DIRECTIONS:
1. According to the post on raising roaster chickens, roughly how much did the three stand-up freezers cost?
2. Extend the post on the costs of raising roaster chickens, picking up after its final sentence.

═════ EXTRACT TO READ ═════

Chicken Production Follow Up, Part Deux

We’ve still been mulling over our options since we started analyzing our cost of raising roaster chickens last month. We followed that original post with another answering some of the questions we received from readers and customers. It’s been a difficult time for us, I’ll be very blunt. We have invested tens of thousands of dollars over the years and we just keep running into the same brick wall – our costs exceed what the market will bear for selling.

Last year, we were facing a freezer storage issue, and we looked into a commercial walk-in to contain the chicken we were raising as well as the pork – not only to store what we had for sale, but for our own personal supply. That would have cost us about $5000, all said and done, at a minimum. We opted instead to purchase three large stand-up freezers from a local big box, as those were on sale, and we paid about $2200 for those instead. (Note: the cost of purchasing these and the electrical costs of running these were not factored into our cost per chicken.)

In the State of Michigan, in order for a farmer to bring meat home from the processor and then sell it direct to your customer, you must obtain what is called a “warehouse license.” The Michigan Department of Agriculture and Rural Development (MDARD) issues these licenses after they have a state inspector visit your site and verify that you have correctly operating equipment and know how to handle bringing the meat home properly. This license has cost us $70 annually and it renews in April. We realized we had forgotten to factor that into our analysis.

═════ DATASET EXCERPTS ═════

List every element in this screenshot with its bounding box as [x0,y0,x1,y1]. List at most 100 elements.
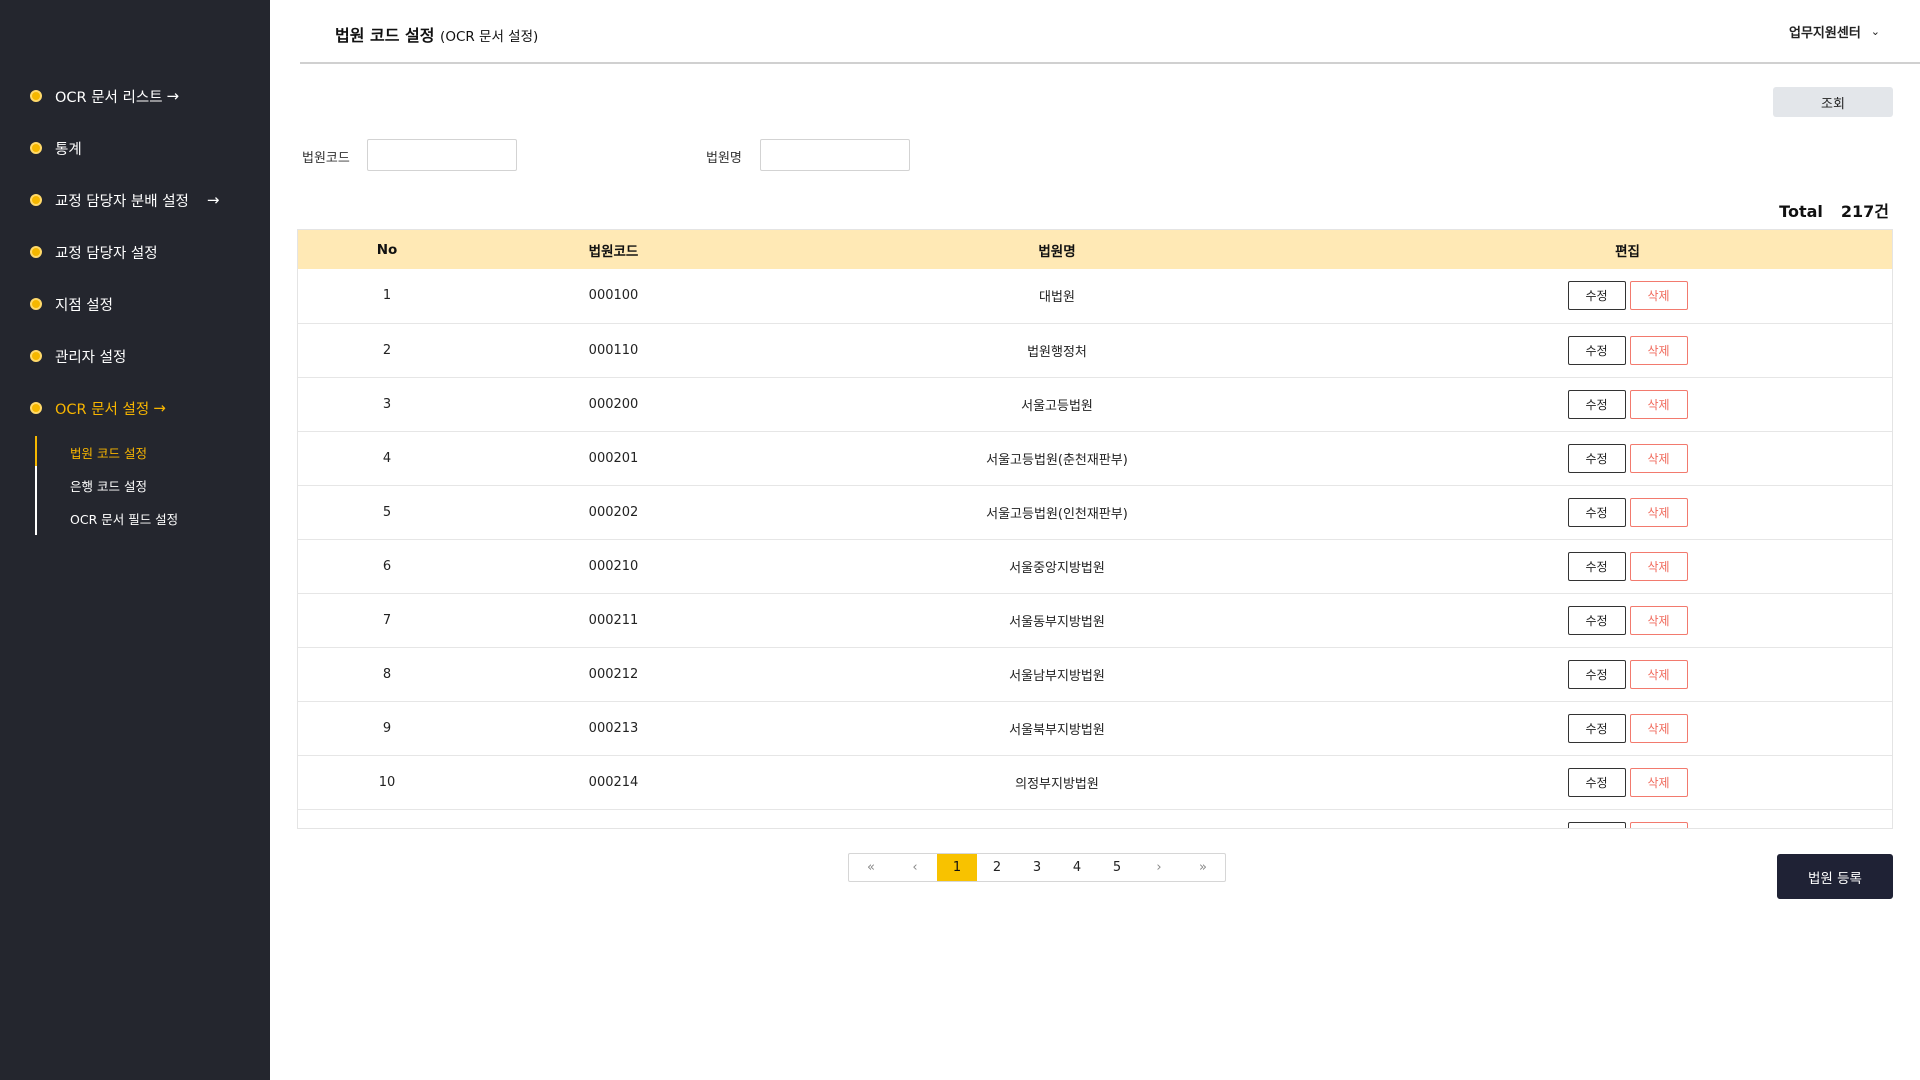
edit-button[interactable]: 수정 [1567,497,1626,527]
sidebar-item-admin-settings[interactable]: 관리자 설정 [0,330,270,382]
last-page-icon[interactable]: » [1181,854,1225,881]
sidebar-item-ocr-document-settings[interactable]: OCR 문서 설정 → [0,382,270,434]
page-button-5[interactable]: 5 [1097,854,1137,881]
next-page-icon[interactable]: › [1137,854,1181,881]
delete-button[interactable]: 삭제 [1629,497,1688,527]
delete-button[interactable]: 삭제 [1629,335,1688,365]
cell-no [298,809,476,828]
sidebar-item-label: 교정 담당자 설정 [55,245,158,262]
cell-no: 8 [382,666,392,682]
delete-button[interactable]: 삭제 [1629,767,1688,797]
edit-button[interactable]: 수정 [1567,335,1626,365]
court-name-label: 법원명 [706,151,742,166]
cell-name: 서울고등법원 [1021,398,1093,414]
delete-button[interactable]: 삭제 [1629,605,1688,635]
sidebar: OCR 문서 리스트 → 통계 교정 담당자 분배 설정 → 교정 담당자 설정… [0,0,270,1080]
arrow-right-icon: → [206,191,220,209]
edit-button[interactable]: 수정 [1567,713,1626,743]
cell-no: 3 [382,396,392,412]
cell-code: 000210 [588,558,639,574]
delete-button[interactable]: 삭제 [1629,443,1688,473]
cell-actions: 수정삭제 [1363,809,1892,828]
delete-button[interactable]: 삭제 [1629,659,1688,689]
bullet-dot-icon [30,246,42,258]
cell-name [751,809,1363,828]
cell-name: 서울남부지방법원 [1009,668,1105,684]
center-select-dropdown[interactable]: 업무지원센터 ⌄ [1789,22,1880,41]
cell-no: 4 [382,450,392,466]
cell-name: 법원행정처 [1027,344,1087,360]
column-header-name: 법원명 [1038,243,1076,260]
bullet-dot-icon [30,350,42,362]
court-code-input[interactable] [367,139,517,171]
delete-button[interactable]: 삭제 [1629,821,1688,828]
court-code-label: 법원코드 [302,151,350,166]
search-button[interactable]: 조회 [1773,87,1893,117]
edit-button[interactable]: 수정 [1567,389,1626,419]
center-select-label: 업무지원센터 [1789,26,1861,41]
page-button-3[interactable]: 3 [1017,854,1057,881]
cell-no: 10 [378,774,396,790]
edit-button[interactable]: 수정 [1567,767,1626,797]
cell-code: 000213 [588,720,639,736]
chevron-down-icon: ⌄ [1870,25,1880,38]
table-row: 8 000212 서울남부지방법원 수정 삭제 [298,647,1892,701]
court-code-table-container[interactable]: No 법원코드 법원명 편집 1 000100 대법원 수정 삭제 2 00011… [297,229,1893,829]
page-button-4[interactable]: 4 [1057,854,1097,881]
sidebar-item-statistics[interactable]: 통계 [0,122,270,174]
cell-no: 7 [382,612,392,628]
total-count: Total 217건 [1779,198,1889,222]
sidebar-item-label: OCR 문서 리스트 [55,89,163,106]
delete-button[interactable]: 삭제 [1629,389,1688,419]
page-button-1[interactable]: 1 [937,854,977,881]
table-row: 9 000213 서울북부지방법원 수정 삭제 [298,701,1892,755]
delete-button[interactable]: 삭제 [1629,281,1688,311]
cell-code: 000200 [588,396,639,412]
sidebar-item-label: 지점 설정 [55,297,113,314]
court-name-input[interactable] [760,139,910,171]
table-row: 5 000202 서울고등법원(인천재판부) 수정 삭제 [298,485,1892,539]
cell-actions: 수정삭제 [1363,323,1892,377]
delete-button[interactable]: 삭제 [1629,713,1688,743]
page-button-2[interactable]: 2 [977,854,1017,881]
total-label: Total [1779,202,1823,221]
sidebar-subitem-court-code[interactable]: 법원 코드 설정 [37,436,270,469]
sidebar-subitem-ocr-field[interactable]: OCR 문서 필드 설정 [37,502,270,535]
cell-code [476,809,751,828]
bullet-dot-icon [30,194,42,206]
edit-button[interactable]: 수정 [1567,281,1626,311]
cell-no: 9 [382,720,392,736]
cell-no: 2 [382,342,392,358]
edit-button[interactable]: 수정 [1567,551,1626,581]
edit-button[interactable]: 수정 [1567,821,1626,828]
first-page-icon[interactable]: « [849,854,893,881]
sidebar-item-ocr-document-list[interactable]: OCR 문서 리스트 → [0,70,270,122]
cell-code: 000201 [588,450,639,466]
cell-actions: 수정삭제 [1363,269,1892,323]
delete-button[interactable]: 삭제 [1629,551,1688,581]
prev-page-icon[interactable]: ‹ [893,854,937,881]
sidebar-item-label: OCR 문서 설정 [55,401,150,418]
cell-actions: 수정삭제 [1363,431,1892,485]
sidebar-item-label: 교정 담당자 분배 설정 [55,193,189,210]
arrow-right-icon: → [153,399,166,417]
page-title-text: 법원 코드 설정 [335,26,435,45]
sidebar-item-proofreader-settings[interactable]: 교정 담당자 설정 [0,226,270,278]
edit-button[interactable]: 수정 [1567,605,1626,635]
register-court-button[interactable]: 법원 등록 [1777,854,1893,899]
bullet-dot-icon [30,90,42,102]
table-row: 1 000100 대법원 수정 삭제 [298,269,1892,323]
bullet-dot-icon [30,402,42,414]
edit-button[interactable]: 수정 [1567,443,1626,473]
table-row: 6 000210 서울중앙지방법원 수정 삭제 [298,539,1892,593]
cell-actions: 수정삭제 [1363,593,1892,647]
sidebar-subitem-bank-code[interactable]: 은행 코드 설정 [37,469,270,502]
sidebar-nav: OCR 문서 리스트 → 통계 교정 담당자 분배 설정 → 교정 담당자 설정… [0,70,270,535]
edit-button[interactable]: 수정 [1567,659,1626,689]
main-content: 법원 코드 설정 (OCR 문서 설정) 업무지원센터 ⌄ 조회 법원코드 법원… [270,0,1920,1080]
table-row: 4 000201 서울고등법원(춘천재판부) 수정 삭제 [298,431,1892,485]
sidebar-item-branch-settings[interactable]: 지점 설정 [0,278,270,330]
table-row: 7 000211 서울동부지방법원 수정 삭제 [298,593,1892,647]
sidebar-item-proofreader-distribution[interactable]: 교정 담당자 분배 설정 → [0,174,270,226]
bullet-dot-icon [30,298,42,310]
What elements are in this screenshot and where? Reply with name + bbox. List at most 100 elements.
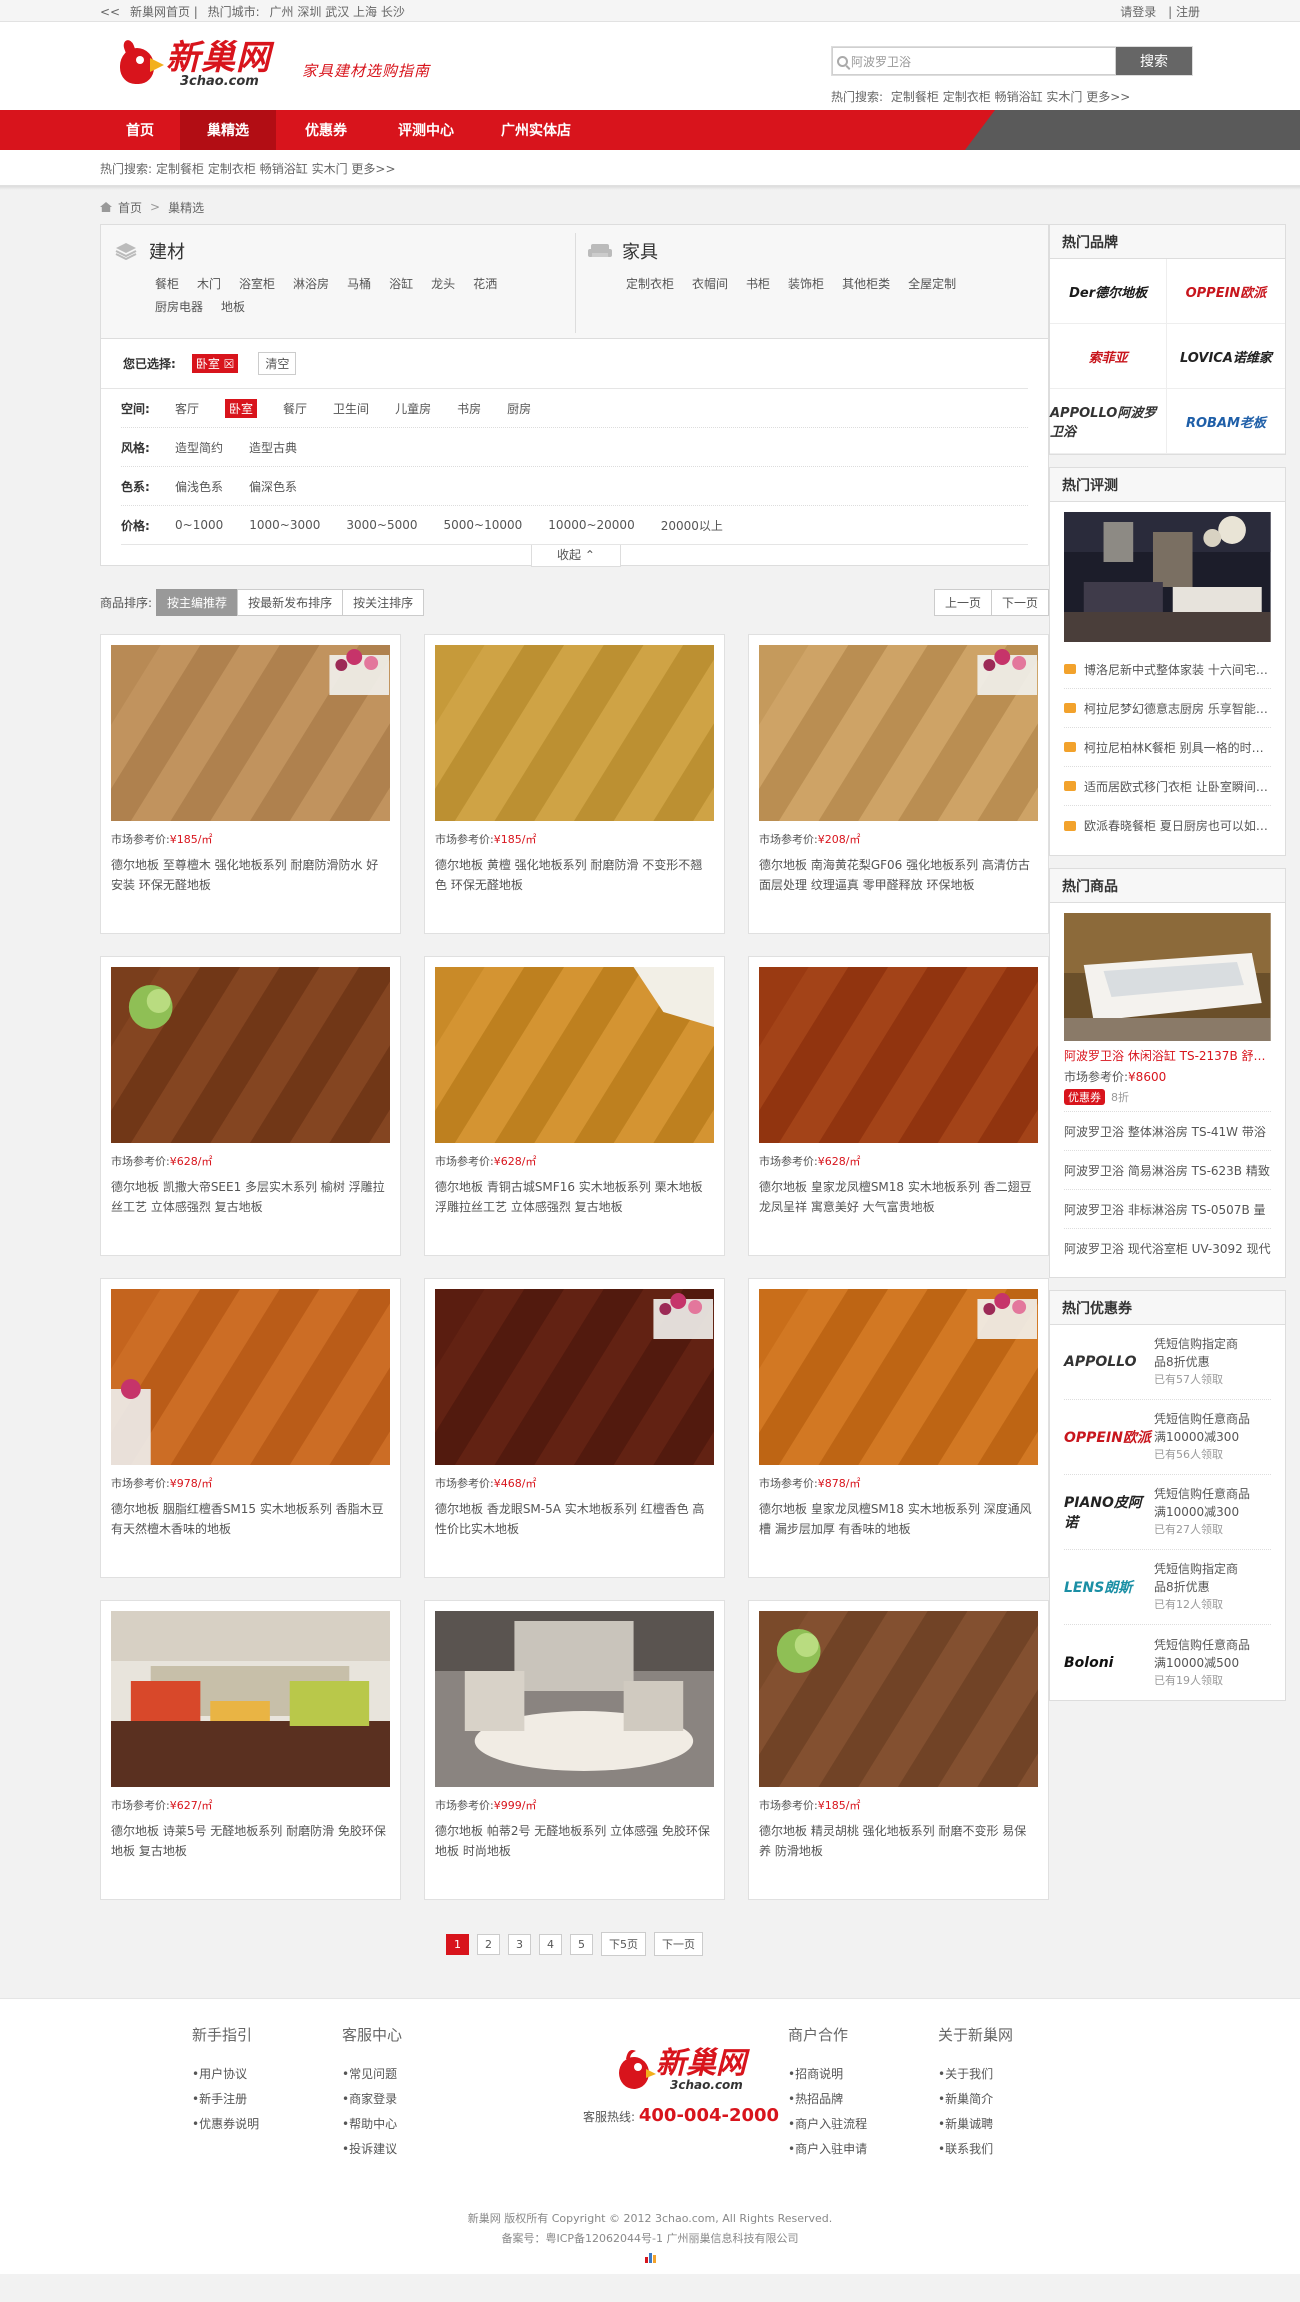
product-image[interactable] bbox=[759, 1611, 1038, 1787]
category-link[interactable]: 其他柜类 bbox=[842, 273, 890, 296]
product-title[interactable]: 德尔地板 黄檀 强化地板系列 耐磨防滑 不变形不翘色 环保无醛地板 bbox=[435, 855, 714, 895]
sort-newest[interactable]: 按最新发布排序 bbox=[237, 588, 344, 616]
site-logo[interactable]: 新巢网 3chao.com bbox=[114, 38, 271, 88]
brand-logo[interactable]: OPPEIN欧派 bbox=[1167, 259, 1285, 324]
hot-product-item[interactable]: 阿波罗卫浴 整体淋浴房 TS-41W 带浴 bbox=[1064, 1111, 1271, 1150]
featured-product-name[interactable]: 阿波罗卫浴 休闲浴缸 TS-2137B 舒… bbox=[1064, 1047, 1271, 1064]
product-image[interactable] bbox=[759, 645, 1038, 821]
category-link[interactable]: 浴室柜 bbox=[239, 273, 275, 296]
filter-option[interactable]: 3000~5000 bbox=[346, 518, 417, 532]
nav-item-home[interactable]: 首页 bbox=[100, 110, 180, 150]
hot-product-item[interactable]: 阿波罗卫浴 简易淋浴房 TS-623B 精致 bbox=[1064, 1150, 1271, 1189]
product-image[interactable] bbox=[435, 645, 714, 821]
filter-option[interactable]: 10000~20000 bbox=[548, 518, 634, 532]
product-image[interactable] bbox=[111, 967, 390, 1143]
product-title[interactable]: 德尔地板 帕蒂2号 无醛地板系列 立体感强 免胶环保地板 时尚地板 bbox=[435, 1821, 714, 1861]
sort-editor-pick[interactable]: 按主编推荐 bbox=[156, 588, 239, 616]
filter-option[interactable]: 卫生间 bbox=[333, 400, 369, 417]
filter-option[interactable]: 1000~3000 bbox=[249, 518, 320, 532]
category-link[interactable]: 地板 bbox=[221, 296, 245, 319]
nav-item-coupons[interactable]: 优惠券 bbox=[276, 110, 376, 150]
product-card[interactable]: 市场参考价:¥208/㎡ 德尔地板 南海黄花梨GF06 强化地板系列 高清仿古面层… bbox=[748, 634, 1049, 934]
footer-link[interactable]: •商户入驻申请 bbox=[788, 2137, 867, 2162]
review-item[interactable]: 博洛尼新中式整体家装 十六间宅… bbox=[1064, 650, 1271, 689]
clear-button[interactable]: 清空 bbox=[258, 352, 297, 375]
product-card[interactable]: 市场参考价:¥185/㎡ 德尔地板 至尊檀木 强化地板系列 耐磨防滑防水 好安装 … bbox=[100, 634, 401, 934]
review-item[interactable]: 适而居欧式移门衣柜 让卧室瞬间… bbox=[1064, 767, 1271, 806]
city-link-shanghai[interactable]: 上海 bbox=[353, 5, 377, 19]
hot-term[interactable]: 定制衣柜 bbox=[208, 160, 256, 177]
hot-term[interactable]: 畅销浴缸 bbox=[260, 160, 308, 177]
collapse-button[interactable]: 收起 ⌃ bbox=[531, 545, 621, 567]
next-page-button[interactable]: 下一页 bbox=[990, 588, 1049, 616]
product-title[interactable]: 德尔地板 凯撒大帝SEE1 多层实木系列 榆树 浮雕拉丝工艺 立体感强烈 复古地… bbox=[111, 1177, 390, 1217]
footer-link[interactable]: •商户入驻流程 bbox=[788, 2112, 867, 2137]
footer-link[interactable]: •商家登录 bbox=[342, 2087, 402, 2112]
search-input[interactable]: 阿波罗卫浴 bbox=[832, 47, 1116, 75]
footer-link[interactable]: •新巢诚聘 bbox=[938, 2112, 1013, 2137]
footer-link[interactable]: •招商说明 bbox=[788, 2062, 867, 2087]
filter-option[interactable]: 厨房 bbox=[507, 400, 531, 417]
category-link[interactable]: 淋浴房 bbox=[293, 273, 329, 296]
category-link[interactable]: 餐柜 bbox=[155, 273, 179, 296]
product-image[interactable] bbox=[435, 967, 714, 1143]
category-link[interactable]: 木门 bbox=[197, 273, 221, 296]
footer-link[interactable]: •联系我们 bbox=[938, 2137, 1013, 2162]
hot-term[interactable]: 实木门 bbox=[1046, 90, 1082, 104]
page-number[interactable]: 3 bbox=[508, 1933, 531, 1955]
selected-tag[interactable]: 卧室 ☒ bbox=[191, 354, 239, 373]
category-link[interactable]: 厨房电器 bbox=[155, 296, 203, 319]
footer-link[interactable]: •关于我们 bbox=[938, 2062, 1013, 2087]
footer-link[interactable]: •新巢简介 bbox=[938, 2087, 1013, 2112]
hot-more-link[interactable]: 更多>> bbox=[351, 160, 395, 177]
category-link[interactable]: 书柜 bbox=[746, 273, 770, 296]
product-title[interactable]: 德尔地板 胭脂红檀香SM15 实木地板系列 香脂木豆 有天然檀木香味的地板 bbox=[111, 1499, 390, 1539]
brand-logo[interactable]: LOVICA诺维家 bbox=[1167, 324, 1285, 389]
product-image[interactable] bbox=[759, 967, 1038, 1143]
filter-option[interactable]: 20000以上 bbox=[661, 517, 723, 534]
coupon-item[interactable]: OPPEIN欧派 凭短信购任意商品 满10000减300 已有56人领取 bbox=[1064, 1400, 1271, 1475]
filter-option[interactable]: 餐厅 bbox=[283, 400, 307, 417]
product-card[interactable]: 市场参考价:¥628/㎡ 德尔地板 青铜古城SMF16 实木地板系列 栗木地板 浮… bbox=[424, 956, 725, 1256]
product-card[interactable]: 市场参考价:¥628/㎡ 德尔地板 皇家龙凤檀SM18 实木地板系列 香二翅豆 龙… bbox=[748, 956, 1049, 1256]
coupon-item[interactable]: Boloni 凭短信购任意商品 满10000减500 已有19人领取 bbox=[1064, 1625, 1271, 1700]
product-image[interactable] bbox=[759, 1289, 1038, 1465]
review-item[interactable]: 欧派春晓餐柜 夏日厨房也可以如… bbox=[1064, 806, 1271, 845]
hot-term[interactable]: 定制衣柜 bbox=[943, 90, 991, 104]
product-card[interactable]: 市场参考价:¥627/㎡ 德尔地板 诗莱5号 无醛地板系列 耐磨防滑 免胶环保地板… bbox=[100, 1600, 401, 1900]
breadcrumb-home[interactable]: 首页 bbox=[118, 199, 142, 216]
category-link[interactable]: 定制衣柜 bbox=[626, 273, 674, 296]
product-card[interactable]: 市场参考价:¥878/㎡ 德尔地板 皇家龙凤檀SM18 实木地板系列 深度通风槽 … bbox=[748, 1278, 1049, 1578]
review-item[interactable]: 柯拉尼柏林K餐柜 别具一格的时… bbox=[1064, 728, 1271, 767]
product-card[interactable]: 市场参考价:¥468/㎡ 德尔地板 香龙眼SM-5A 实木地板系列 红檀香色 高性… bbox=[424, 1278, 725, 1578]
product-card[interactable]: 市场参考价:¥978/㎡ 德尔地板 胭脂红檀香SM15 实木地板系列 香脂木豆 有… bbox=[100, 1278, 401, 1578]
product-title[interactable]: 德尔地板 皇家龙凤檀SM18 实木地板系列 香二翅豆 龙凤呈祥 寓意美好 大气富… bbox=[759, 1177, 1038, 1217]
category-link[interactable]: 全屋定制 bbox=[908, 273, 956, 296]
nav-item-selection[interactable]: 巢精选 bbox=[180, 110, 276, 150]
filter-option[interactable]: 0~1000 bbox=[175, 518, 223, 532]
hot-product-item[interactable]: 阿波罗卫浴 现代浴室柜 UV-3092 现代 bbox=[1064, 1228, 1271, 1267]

═════

TASK RESULTS:
1. About $2200.

2.
We sold about 20 birds last year out of the 100 we raised. The rest have been for our personal consumption. The only reason we need that warehouse license is so that we can sell from our freezers at home. We can raise birds for our own family’s consumption here in our home without a license.

If you go back and look at our analysis, you will find that we were already losing money. Now, factor in that we paid $3.50 per bird we sold in licensing fees and it gets even uglier. Oh, but it gets worse!

We discovered when we went to renew our warehouse license today that the fee has gone up to $109 per year. If we were to sell 20 birds this year, that would mean we are paying $5.45 in licensing fees per bird. That’s just not realistic. It is a tremendous amount of work to raise these birds, and it is insane for us to think we can keep this up other than raising a few for our own family.

MDARD is raising the fees in 2017 to $148 and in 2018, it will go up to $186 per year for the warehouse fee. This is just not practical for a small farm like ours where we only raise 100 birds a year. It was always our intention that we would sell at least 100 birds and then be able to raise some more for ourselves, but the numbers have never worked out. You can only cost justify all of this if you are raising in greater volumes – 1000 birds or more a year, we figure – and there is no way we can do that without lowering the quality of life for those animals, which defeats the purpose of raising them ourselves.

I am waiting on a call back from MDARD to explain why they are hiking the price on this license so much – but I suspect, like many things here in the State of Michigan, it has much to do with our GOP controlled government looking to find revenue via other sources because they want to be able to run on a reelection platform of not having raised taxes. Well, the money to run a civilized society has to come from somewhere, folks, and here’s one of the places the burden is being placed.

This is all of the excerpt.